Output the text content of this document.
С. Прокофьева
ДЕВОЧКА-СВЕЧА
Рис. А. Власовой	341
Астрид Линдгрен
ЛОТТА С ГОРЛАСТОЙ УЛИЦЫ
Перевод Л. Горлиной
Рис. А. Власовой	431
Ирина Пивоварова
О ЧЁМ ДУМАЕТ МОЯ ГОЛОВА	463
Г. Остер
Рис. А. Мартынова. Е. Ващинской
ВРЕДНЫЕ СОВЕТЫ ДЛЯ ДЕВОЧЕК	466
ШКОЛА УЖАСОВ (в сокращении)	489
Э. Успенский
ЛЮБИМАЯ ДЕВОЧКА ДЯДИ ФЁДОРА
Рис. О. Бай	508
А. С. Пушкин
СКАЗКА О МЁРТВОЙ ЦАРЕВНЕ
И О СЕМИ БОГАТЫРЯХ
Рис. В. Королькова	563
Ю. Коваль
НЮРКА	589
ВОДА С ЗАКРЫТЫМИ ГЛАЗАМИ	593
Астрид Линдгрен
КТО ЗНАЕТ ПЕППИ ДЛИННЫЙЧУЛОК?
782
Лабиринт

• [What the task asks]
Retype the whole listing above exactly.

• [Answer to the exercise]
Output the text content of this document.
С. Прокофьева
ДЕВОЧКА-СВЕЧА
Рис. А. Власовой	341
Астрид Линдгрен
ЛОТТА С ГОРЛАСТОЙ УЛИЦЫ
Перевод Л. Горлиной
Рис. А. Власовой	431
Ирина Пивоварова
О ЧЁМ ДУМАЕТ МОЯ ГОЛОВА	463
Г. Остер
Рис. А. Мартынова. Е. Ващинской
ВРЕДНЫЕ СОВЕТЫ ДЛЯ ДЕВОЧЕК	466
ШКОЛА УЖАСОВ (в сокращении)	489
Э. Успенский
ЛЮБИМАЯ ДЕВОЧКА ДЯДИ ФЁДОРА
Рис. О. Бай	508
А. С. Пушкин
СКАЗКА О МЁРТВОЙ ЦАРЕВНЕ
И О СЕМИ БОГАТЫРЯХ
Рис. В. Королькова	563
Ю. Коваль
НЮРКА	589
ВОДА С ЗАКРЫТЫМИ ГЛАЗАМИ	593
Астрид Линдгрен
КТО ЗНАЕТ ПЕППИ ДЛИННЫЙЧУЛОК?
782
Лабиринт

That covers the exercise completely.